[문제 내용] 아래 데이터의 모든 줄을 한 글자도 바꾸지 말고 그대로 옮겨 적으세요.
----------
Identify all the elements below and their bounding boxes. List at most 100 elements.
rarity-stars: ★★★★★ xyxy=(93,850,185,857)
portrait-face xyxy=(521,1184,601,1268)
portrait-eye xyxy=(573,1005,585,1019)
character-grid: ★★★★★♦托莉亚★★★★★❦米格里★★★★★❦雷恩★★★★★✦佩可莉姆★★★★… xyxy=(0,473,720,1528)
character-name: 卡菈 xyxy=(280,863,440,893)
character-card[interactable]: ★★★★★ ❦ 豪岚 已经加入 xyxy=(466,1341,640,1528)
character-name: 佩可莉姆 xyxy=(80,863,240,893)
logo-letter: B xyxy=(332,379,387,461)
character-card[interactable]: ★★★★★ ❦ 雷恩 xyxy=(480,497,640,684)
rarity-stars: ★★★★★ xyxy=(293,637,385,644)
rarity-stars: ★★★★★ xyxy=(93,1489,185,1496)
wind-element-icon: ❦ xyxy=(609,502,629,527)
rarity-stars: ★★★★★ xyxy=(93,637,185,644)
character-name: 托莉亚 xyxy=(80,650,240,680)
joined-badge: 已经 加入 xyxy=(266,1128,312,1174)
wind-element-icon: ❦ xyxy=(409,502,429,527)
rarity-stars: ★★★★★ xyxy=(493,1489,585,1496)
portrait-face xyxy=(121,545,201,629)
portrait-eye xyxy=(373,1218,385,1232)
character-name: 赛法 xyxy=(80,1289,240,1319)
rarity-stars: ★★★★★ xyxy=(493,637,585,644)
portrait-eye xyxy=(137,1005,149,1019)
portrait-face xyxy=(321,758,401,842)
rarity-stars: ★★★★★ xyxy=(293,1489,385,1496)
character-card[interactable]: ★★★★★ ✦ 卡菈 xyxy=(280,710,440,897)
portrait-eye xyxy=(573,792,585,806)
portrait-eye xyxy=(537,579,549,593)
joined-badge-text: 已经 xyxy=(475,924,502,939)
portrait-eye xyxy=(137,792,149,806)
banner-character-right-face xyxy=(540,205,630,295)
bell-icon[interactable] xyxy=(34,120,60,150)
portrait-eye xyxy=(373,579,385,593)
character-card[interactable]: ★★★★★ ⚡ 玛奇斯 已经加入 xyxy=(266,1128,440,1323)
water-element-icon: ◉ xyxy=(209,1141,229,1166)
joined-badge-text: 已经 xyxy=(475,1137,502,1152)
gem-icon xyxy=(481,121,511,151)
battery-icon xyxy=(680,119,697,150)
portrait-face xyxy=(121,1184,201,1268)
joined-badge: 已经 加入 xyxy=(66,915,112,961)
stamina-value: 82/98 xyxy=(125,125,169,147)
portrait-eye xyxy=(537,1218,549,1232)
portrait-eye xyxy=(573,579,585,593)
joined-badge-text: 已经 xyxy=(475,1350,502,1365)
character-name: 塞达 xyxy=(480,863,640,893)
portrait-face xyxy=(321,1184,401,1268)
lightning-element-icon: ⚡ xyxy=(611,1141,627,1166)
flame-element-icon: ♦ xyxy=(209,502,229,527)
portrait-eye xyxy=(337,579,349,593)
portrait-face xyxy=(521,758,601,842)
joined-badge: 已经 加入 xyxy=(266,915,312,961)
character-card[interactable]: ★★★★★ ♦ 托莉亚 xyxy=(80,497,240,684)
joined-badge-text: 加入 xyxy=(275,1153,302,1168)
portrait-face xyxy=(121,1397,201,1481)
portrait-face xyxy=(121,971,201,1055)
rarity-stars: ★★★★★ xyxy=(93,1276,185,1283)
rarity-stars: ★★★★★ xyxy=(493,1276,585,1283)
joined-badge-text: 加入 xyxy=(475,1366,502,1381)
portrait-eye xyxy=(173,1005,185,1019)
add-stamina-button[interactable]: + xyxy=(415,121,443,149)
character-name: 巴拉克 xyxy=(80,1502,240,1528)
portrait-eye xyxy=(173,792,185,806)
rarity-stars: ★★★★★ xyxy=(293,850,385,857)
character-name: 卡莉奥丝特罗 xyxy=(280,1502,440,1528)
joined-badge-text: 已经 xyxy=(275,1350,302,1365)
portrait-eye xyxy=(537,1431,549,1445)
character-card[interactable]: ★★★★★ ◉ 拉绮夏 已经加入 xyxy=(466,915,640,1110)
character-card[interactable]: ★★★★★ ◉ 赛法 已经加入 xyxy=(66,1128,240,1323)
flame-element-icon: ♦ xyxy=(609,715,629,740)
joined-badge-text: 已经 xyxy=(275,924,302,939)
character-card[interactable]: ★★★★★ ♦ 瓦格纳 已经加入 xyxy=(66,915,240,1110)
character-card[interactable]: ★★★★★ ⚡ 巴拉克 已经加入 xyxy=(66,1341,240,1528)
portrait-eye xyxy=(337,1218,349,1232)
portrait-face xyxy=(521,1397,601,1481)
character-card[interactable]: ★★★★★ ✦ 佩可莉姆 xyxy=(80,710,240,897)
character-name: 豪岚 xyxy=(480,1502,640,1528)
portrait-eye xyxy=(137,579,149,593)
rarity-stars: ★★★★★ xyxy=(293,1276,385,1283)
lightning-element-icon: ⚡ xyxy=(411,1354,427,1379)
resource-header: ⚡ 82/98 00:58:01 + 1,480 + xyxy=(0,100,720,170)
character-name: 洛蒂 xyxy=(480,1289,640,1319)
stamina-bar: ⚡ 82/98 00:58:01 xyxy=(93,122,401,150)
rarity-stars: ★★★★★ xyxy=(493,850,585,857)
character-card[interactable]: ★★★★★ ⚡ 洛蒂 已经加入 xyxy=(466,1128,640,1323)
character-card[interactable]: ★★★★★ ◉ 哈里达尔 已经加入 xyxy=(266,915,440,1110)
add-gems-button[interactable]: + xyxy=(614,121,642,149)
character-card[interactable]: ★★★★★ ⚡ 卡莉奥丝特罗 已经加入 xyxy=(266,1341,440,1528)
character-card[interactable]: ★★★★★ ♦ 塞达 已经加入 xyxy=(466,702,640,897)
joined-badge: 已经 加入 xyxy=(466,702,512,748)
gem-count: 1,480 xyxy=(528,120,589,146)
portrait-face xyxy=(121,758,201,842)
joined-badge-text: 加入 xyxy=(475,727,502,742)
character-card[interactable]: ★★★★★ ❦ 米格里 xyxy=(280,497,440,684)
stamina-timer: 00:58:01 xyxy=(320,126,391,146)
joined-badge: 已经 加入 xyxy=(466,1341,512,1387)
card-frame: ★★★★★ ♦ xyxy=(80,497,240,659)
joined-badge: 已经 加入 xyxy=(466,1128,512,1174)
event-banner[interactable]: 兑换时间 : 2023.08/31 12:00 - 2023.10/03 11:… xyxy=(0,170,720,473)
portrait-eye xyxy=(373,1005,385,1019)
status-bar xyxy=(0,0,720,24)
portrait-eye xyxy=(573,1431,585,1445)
----------
[문제 풀이]
Identify all the elements below and their bounding boxes. List at most 100 elements.
rarity-stars: ★★★★★ xyxy=(93,850,185,857)
portrait-face xyxy=(521,1184,601,1268)
portrait-eye xyxy=(573,1005,585,1019)
character-grid: ★★★★★♦托莉亚★★★★★❦米格里★★★★★❦雷恩★★★★★✦佩可莉姆★★★★… xyxy=(0,473,720,1528)
character-name: 卡菈 xyxy=(280,863,440,893)
character-card[interactable]: ★★★★★ ❦ 豪岚 已经加入 xyxy=(466,1341,640,1528)
character-name: 佩可莉姆 xyxy=(80,863,240,893)
logo-letter: B xyxy=(332,379,387,461)
character-card[interactable]: ★★★★★ ❦ 雷恩 xyxy=(480,497,640,684)
rarity-stars: ★★★★★ xyxy=(293,637,385,644)
rarity-stars: ★★★★★ xyxy=(93,1489,185,1496)
wind-element-icon: ❦ xyxy=(609,502,629,527)
rarity-stars: ★★★★★ xyxy=(93,637,185,644)
character-name: 托莉亚 xyxy=(80,650,240,680)
joined-badge: 已经 加入 xyxy=(266,1128,312,1174)
wind-element-icon: ❦ xyxy=(409,502,429,527)
rarity-stars: ★★★★★ xyxy=(493,1489,585,1496)
portrait-face xyxy=(121,545,201,629)
portrait-eye xyxy=(373,1218,385,1232)
character-name: 赛法 xyxy=(80,1289,240,1319)
rarity-stars: ★★★★★ xyxy=(493,637,585,644)
portrait-eye xyxy=(137,1005,149,1019)
portrait-face xyxy=(321,758,401,842)
rarity-stars: ★★★★★ xyxy=(293,1489,385,1496)
character-card[interactable]: ★★★★★ ✦ 卡菈 xyxy=(280,710,440,897)
portrait-eye xyxy=(573,792,585,806)
portrait-eye xyxy=(537,579,549,593)
joined-badge-text: 已经 xyxy=(475,924,502,939)
portrait-eye xyxy=(137,792,149,806)
banner-character-right-face xyxy=(540,205,630,295)
bell-icon[interactable] xyxy=(34,120,60,150)
portrait-eye xyxy=(373,579,385,593)
character-card[interactable]: ★★★★★ ⚡ 玛奇斯 已经加入 xyxy=(266,1128,440,1323)
water-element-icon: ◉ xyxy=(209,1141,229,1166)
joined-badge-text: 已经 xyxy=(475,1137,502,1152)
gem-icon xyxy=(481,121,511,151)
battery-icon xyxy=(680,119,697,150)
portrait-face xyxy=(121,1184,201,1268)
joined-badge: 已经 加入 xyxy=(66,915,112,961)
stamina-value: 82/98 xyxy=(125,125,169,147)
portrait-eye xyxy=(537,1218,549,1232)
portrait-eye xyxy=(573,579,585,593)
joined-badge-text: 已经 xyxy=(475,1350,502,1365)
character-name: 塞达 xyxy=(480,863,640,893)
portrait-face xyxy=(321,1184,401,1268)
lightning-element-icon: ⚡ xyxy=(611,1141,627,1166)
flame-element-icon: ♦ xyxy=(209,502,229,527)
portrait-eye xyxy=(337,579,349,593)
portrait-face xyxy=(521,758,601,842)
joined-badge: 已经 加入 xyxy=(266,915,312,961)
character-card[interactable]: ★★★★★ ♦ 托莉亚 xyxy=(80,497,240,684)
joined-badge-text: 加入 xyxy=(275,1153,302,1168)
portrait-face xyxy=(121,1397,201,1481)
portrait-face xyxy=(121,971,201,1055)
rarity-stars: ★★★★★ xyxy=(93,1276,185,1283)
rarity-stars: ★★★★★ xyxy=(493,1276,585,1283)
joined-badge-text: 加入 xyxy=(475,1366,502,1381)
portrait-eye xyxy=(173,1005,185,1019)
add-stamina-button[interactable]: + xyxy=(415,121,443,149)
character-name: 巴拉克 xyxy=(80,1502,240,1528)
portrait-eye xyxy=(173,792,185,806)
rarity-stars: ★★★★★ xyxy=(293,850,385,857)
character-name: 卡莉奥丝特罗 xyxy=(280,1502,440,1528)
joined-badge-text: 已经 xyxy=(275,1350,302,1365)
portrait-eye xyxy=(537,1431,549,1445)
character-card[interactable]: ★★★★★ ◉ 拉绮夏 已经加入 xyxy=(466,915,640,1110)
character-card[interactable]: ★★★★★ ◉ 赛法 已经加入 xyxy=(66,1128,240,1323)
flame-element-icon: ♦ xyxy=(609,715,629,740)
joined-badge-text: 已经 xyxy=(275,924,302,939)
character-card[interactable]: ★★★★★ ♦ 瓦格纳 已经加入 xyxy=(66,915,240,1110)
character-card[interactable]: ★★★★★ ⚡ 巴拉克 已经加入 xyxy=(66,1341,240,1528)
portrait-eye xyxy=(337,1218,349,1232)
portrait-face xyxy=(521,1397,601,1481)
character-card[interactable]: ★★★★★ ✦ 佩可莉姆 xyxy=(80,710,240,897)
character-name: 豪岚 xyxy=(480,1502,640,1528)
portrait-eye xyxy=(137,579,149,593)
rarity-stars: ★★★★★ xyxy=(293,1276,385,1283)
lightning-element-icon: ⚡ xyxy=(411,1354,427,1379)
resource-header: ⚡ 82/98 00:58:01 + 1,480 + xyxy=(0,100,720,170)
character-name: 洛蒂 xyxy=(480,1289,640,1319)
stamina-bar: ⚡ 82/98 00:58:01 xyxy=(93,122,401,150)
rarity-stars: ★★★★★ xyxy=(493,850,585,857)
character-card[interactable]: ★★★★★ ⚡ 洛蒂 已经加入 xyxy=(466,1128,640,1323)
character-card[interactable]: ★★★★★ ◉ 哈里达尔 已经加入 xyxy=(266,915,440,1110)
add-gems-button[interactable]: + xyxy=(614,121,642,149)
character-card[interactable]: ★★★★★ ⚡ 卡莉奥丝特罗 已经加入 xyxy=(266,1341,440,1528)
character-card[interactable]: ★★★★★ ♦ 塞达 已经加入 xyxy=(466,702,640,897)
joined-badge: 已经 加入 xyxy=(466,702,512,748)
gem-count: 1,480 xyxy=(528,120,589,146)
portrait-face xyxy=(121,758,201,842)
joined-badge-text: 加入 xyxy=(475,727,502,742)
character-card[interactable]: ★★★★★ ❦ 米格里 xyxy=(280,497,440,684)
stamina-timer: 00:58:01 xyxy=(320,126,391,146)
joined-badge: 已经 加入 xyxy=(466,1341,512,1387)
card-frame: ★★★★★ ♦ xyxy=(80,497,240,659)
joined-badge: 已经 加入 xyxy=(466,1128,512,1174)
event-banner[interactable]: 兑换时间 : 2023.08/31 12:00 - 2023.10/03 11:… xyxy=(0,170,720,473)
portrait-eye xyxy=(373,1005,385,1019)
status-bar xyxy=(0,0,720,24)
portrait-eye xyxy=(573,1431,585,1445)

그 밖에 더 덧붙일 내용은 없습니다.